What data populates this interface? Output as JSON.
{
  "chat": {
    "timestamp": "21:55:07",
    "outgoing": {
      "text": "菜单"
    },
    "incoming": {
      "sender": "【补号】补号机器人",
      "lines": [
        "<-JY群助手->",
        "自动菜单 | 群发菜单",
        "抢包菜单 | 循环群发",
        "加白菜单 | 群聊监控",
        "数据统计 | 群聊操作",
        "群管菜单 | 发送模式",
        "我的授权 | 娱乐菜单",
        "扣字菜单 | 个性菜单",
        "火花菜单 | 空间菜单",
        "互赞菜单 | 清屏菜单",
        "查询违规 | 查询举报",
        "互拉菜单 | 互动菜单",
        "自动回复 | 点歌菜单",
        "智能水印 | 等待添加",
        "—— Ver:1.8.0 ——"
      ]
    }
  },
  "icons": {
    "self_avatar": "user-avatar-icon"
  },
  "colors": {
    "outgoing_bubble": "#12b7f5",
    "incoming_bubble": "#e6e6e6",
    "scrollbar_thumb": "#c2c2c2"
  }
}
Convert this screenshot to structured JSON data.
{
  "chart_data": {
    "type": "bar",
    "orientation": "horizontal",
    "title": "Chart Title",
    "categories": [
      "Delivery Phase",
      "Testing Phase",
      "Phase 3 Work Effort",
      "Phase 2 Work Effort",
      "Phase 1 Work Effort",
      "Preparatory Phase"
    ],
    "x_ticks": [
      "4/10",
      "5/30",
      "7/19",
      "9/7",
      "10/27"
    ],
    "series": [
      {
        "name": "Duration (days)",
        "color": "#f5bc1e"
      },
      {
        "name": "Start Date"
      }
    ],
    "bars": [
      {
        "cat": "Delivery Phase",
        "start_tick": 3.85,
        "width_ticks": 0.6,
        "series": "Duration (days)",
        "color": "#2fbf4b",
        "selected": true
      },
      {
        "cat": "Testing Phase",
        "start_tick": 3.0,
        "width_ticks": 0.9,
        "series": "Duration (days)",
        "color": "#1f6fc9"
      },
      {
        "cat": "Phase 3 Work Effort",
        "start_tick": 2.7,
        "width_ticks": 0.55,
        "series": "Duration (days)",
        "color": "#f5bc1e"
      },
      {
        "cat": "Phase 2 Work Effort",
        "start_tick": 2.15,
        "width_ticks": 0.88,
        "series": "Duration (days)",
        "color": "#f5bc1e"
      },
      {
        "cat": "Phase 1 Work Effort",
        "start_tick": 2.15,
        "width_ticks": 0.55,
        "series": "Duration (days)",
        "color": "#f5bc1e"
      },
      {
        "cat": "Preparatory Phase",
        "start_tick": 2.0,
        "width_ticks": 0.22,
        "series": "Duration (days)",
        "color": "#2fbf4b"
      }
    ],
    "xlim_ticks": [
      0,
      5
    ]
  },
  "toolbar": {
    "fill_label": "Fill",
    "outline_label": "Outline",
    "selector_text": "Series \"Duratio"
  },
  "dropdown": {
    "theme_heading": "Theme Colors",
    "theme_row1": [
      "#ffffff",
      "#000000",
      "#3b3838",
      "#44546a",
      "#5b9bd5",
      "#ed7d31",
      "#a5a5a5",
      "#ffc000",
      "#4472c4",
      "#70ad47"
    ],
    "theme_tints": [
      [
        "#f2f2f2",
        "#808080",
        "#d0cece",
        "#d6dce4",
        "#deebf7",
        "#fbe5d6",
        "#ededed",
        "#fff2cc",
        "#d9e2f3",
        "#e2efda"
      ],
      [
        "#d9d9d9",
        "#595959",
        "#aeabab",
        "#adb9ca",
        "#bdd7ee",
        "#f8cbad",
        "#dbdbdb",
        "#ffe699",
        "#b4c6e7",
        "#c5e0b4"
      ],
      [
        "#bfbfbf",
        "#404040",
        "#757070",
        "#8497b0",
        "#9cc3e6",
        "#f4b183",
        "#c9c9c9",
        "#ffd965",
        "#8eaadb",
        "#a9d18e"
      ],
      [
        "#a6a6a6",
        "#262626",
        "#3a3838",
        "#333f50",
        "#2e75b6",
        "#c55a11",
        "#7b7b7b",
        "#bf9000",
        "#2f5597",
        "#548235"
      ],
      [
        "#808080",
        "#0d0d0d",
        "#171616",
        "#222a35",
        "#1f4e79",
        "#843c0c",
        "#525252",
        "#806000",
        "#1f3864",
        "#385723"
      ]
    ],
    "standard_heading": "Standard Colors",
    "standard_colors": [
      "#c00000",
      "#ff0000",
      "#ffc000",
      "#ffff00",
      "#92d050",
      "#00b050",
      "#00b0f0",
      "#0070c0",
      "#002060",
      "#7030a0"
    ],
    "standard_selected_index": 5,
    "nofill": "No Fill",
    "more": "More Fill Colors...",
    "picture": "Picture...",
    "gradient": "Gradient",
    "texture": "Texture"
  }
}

Exercise brief - Within the material above, find the lines that contain the word "Effort"; copy them.

Solution -
      "Phase 3 Work Effort",
      "Phase 2 Work Effort",
      "Phase 1 Work Effort",
        "cat": "Phase 3 Work Effort",
        "cat": "Phase 2 Work Effort",
        "cat": "Phase 1 Work Effort",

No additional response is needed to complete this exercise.